What this task involves —
Are you able to quote each entry exactly as written?

[Extracted data entries]
══════
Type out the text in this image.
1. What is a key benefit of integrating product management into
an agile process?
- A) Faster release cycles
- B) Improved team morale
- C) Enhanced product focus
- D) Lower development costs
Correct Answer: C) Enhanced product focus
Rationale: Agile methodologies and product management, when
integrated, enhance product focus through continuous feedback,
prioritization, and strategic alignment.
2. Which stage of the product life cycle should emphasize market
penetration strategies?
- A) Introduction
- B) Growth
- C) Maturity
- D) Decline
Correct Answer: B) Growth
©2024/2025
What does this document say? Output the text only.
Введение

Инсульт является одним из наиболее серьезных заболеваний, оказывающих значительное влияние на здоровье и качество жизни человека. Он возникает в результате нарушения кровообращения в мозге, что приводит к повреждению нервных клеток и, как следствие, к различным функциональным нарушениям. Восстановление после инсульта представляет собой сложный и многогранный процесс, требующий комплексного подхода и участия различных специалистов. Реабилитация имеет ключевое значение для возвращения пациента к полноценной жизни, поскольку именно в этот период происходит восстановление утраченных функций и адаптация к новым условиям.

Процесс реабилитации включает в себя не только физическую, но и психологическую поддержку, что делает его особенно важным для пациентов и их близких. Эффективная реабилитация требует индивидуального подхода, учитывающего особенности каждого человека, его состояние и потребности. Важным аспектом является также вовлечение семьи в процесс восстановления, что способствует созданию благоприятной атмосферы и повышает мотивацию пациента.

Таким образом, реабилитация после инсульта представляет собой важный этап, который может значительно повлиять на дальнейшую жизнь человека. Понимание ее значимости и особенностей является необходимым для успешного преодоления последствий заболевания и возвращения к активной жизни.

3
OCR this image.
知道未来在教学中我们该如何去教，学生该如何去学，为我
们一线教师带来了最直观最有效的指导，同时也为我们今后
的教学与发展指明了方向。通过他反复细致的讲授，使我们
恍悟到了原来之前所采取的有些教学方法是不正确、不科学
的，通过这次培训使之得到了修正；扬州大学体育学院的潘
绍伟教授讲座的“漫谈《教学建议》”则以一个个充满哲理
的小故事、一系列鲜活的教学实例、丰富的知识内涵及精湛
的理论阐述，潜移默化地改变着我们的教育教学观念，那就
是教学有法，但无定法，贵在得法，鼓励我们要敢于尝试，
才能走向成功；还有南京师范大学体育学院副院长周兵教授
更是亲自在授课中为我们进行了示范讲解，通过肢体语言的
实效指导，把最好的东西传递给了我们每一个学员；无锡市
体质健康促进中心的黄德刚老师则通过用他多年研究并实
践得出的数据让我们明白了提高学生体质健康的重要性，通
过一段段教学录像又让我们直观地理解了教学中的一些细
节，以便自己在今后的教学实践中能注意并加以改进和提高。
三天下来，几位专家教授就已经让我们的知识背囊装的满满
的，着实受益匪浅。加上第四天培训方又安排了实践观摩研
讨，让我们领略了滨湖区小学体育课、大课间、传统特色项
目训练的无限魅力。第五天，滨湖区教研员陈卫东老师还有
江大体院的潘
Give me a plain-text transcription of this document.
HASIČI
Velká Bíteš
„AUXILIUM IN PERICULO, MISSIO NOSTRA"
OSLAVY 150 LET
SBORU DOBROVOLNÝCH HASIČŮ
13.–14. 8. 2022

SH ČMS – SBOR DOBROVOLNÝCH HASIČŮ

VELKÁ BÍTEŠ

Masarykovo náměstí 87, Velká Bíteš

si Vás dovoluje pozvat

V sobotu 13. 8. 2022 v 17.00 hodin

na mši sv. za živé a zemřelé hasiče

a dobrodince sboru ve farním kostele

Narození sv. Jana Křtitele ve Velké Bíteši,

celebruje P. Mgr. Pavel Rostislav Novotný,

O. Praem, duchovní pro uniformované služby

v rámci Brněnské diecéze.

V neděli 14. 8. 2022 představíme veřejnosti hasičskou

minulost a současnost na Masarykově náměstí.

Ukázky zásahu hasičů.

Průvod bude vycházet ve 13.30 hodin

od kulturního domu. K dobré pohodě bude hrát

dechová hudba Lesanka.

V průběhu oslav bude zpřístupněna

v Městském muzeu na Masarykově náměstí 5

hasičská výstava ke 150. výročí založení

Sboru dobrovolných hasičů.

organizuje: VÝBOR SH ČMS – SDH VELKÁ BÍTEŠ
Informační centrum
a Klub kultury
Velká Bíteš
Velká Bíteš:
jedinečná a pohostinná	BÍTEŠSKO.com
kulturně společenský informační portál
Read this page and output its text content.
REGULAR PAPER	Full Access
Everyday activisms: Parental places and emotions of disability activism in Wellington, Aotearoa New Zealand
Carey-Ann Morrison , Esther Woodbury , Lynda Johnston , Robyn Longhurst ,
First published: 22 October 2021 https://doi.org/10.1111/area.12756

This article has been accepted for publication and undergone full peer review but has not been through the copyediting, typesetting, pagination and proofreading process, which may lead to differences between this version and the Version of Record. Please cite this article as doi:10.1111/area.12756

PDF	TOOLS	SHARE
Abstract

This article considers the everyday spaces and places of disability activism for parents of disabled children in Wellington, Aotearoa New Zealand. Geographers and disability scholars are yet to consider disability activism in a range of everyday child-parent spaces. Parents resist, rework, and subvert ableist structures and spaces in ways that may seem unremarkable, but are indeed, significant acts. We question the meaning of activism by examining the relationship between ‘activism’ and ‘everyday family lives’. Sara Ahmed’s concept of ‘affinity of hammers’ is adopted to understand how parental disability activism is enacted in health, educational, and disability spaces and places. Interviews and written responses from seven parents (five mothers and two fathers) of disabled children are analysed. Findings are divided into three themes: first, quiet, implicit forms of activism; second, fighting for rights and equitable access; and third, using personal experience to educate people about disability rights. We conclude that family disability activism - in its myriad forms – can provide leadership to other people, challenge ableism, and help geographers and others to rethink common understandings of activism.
══════
Exercise answer —
Type out the text in this image.
1. What is a key benefit of integrating product management into
an agile process?
- A) Faster release cycles
- B) Improved team morale
- C) Enhanced product focus
- D) Lower development costs
Correct Answer: C) Enhanced product focus
Rationale: Agile methodologies and product management, when
integrated, enhance product focus through continuous feedback,
prioritization, and strategic alignment.
2. Which stage of the product life cycle should emphasize market
penetration strategies?
- A) Introduction
- B) Growth
- C) Maturity
- D) Decline
Correct Answer: B) Growth
©2024/2025
What does this document say? Output the text only.
Введение

Инсульт является одним из наиболее серьезных заболеваний, оказывающих значительное влияние на здоровье и качество жизни человека. Он возникает в результате нарушения кровообращения в мозге, что приводит к повреждению нервных клеток и, как следствие, к различным функциональным нарушениям. Восстановление после инсульта представляет собой сложный и многогранный процесс, требующий комплексного подхода и участия различных специалистов. Реабилитация имеет ключевое значение для возвращения пациента к полноценной жизни, поскольку именно в этот период происходит восстановление утраченных функций и адаптация к новым условиям.

Процесс реабилитации включает в себя не только физическую, но и психологическую поддержку, что делает его особенно важным для пациентов и их близких. Эффективная реабилитация требует индивидуального подхода, учитывающего особенности каждого человека, его состояние и потребности. Важным аспектом является также вовлечение семьи в процесс восстановления, что способствует созданию благоприятной атмосферы и повышает мотивацию пациента.

Таким образом, реабилитация после инсульта представляет собой важный этап, который может значительно повлиять на дальнейшую жизнь человека. Понимание ее значимости и особенностей является необходимым для успешного преодоления последствий заболевания и возвращения к активной жизни.

3
OCR this image.
知道未来在教学中我们该如何去教，学生该如何去学，为我
们一线教师带来了最直观最有效的指导，同时也为我们今后
的教学与发展指明了方向。通过他反复细致的讲授，使我们
恍悟到了原来之前所采取的有些教学方法是不正确、不科学
的，通过这次培训使之得到了修正；扬州大学体育学院的潘
绍伟教授讲座的“漫谈《教学建议》”则以一个个充满哲理
的小故事、一系列鲜活的教学实例、丰富的知识内涵及精湛
的理论阐述，潜移默化地改变着我们的教育教学观念，那就
是教学有法，但无定法，贵在得法，鼓励我们要敢于尝试，
才能走向成功；还有南京师范大学体育学院副院长周兵教授
更是亲自在授课中为我们进行了示范讲解，通过肢体语言的
实效指导，把最好的东西传递给了我们每一个学员；无锡市
体质健康促进中心的黄德刚老师则通过用他多年研究并实
践得出的数据让我们明白了提高学生体质健康的重要性，通
过一段段教学录像又让我们直观地理解了教学中的一些细
节，以便自己在今后的教学实践中能注意并加以改进和提高。
三天下来，几位专家教授就已经让我们的知识背囊装的满满
的，着实受益匪浅。加上第四天培训方又安排了实践观摩研
讨，让我们领略了滨湖区小学体育课、大课间、传统特色项
目训练的无限魅力。第五天，滨湖区教研员陈卫东老师还有
江大体院的潘
Give me a plain-text transcription of this document.
HASIČI
Velká Bíteš
„AUXILIUM IN PERICULO, MISSIO NOSTRA"
OSLAVY 150 LET
SBORU DOBROVOLNÝCH HASIČŮ
13.–14. 8. 2022

SH ČMS – SBOR DOBROVOLNÝCH HASIČŮ

VELKÁ BÍTEŠ

Masarykovo náměstí 87, Velká Bíteš

si Vás dovoluje pozvat

V sobotu 13. 8. 2022 v 17.00 hodin

na mši sv. za živé a zemřelé hasiče

a dobrodince sboru ve farním kostele

Narození sv. Jana Křtitele ve Velké Bíteši,

celebruje P. Mgr. Pavel Rostislav Novotný,

O. Praem, duchovní pro uniformované služby

v rámci Brněnské diecéze.

V neděli 14. 8. 2022 představíme veřejnosti hasičskou

minulost a současnost na Masarykově náměstí.

Ukázky zásahu hasičů.

Průvod bude vycházet ve 13.30 hodin

od kulturního domu. K dobré pohodě bude hrát

dechová hudba Lesanka.

V průběhu oslav bude zpřístupněna

v Městském muzeu na Masarykově náměstí 5

hasičská výstava ke 150. výročí založení

Sboru dobrovolných hasičů.

organizuje: VÝBOR SH ČMS – SDH VELKÁ BÍTEŠ
Informační centrum
a Klub kultury
Velká Bíteš
Velká Bíteš:
jedinečná a pohostinná	BÍTEŠSKO.com
kulturně společenský informační portál
Read this page and output its text content.
REGULAR PAPER	Full Access
Everyday activisms: Parental places and emotions of disability activism in Wellington, Aotearoa New Zealand
Carey-Ann Morrison , Esther Woodbury , Lynda Johnston , Robyn Longhurst ,
First published: 22 October 2021 https://doi.org/10.1111/area.12756

This article has been accepted for publication and undergone full peer review but has not been through the copyediting, typesetting, pagination and proofreading process, which may lead to differences between this version and the Version of Record. Please cite this article as doi:10.1111/area.12756

PDF	TOOLS	SHARE
Abstract

This article considers the everyday spaces and places of disability activism for parents of disabled children in Wellington, Aotearoa New Zealand. Geographers and disability scholars are yet to consider disability activism in a range of everyday child-parent spaces. Parents resist, rework, and subvert ableist structures and spaces in ways that may seem unremarkable, but are indeed, significant acts. We question the meaning of activism by examining the relationship between ‘activism’ and ‘everyday family lives’. Sara Ahmed’s concept of ‘affinity of hammers’ is adopted to understand how parental disability activism is enacted in health, educational, and disability spaces and places. Interviews and written responses from seven parents (five mothers and two fathers) of disabled children are analysed. Findings are divided into three themes: first, quiet, implicit forms of activism; second, fighting for rights and equitable access; and third, using personal experience to educate people about disability rights. We conclude that family disability activism - in its myriad forms – can provide leadership to other people, challenge ableism, and help geographers and others to rethink common understandings of activism.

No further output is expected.